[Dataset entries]
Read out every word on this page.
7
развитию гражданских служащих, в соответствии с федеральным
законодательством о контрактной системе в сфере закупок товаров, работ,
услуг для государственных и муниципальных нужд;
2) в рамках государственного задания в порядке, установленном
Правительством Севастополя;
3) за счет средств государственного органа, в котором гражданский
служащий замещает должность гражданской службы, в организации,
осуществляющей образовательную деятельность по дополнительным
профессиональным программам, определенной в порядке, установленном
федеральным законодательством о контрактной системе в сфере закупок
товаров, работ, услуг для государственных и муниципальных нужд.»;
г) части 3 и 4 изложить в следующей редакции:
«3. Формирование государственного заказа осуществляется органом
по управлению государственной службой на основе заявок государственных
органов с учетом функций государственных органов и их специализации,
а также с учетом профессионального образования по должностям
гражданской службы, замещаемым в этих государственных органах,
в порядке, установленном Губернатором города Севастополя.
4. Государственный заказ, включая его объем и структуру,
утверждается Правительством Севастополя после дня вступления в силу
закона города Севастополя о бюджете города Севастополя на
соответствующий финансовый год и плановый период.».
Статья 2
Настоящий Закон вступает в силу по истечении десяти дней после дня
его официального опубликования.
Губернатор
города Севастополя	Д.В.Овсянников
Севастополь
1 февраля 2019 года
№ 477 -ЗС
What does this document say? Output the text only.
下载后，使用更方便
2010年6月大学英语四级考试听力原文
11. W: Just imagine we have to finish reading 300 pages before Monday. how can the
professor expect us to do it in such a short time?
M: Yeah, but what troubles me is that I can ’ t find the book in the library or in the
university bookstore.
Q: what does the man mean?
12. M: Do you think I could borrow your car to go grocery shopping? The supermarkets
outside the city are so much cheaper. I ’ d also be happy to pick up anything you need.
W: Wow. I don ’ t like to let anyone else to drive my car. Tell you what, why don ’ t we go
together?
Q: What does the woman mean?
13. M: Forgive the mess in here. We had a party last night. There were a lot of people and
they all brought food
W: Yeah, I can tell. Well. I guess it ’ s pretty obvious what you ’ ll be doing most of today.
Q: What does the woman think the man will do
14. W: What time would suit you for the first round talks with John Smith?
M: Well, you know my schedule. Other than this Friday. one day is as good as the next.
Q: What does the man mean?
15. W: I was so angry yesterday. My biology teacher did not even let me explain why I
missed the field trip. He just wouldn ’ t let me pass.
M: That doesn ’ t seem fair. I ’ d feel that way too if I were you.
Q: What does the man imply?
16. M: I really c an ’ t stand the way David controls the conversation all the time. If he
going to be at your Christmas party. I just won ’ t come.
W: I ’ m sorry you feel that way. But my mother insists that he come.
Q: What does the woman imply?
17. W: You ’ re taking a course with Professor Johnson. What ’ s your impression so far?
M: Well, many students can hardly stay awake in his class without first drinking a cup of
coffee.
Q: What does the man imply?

WHAT YOU WILL DO: Copy the records above exactly.

OUTPUT BELOW:
Read out every word on this page.
7
развитию гражданских служащих, в соответствии с федеральным
законодательством о контрактной системе в сфере закупок товаров, работ,
услуг для государственных и муниципальных нужд;
2) в рамках государственного задания в порядке, установленном
Правительством Севастополя;
3) за счет средств государственного органа, в котором гражданский
служащий замещает должность гражданской службы, в организации,
осуществляющей образовательную деятельность по дополнительным
профессиональным программам, определенной в порядке, установленном
федеральным законодательством о контрактной системе в сфере закупок
товаров, работ, услуг для государственных и муниципальных нужд.»;
г) части 3 и 4 изложить в следующей редакции:
«3. Формирование государственного заказа осуществляется органом
по управлению государственной службой на основе заявок государственных
органов с учетом функций государственных органов и их специализации,
а также с учетом профессионального образования по должностям
гражданской службы, замещаемым в этих государственных органах,
в порядке, установленном Губернатором города Севастополя.
4. Государственный заказ, включая его объем и структуру,
утверждается Правительством Севастополя после дня вступления в силу
закона города Севастополя о бюджете города Севастополя на
соответствующий финансовый год и плановый период.».
Статья 2
Настоящий Закон вступает в силу по истечении десяти дней после дня
его официального опубликования.
Губернатор
города Севастополя	Д.В.Овсянников
Севастополь
1 февраля 2019 года
№ 477 -ЗС
What does this document say? Output the text only.
下载后，使用更方便
2010年6月大学英语四级考试听力原文
11. W: Just imagine we have to finish reading 300 pages before Monday. how can the
professor expect us to do it in such a short time?
M: Yeah, but what troubles me is that I can ’ t find the book in the library or in the
university bookstore.
Q: what does the man mean?
12. M: Do you think I could borrow your car to go grocery shopping? The supermarkets
outside the city are so much cheaper. I ’ d also be happy to pick up anything you need.
W: Wow. I don ’ t like to let anyone else to drive my car. Tell you what, why don ’ t we go
together?
Q: What does the woman mean?
13. M: Forgive the mess in here. We had a party last night. There were a lot of people and
they all brought food
W: Yeah, I can tell. Well. I guess it ’ s pretty obvious what you ’ ll be doing most of today.
Q: What does the woman think the man will do
14. W: What time would suit you for the first round talks with John Smith?
M: Well, you know my schedule. Other than this Friday. one day is as good as the next.
Q: What does the man mean?
15. W: I was so angry yesterday. My biology teacher did not even let me explain why I
missed the field trip. He just wouldn ’ t let me pass.
M: That doesn ’ t seem fair. I ’ d feel that way too if I were you.
Q: What does the man imply?
16. M: I really c an ’ t stand the way David controls the conversation all the time. If he
going to be at your Christmas party. I just won ’ t come.
W: I ’ m sorry you feel that way. But my mother insists that he come.
Q: What does the woman imply?
17. W: You ’ re taking a course with Professor Johnson. What ’ s your impression so far?
M: Well, many students can hardly stay awake in his class without first drinking a cup of
coffee.
Q: What does the man imply?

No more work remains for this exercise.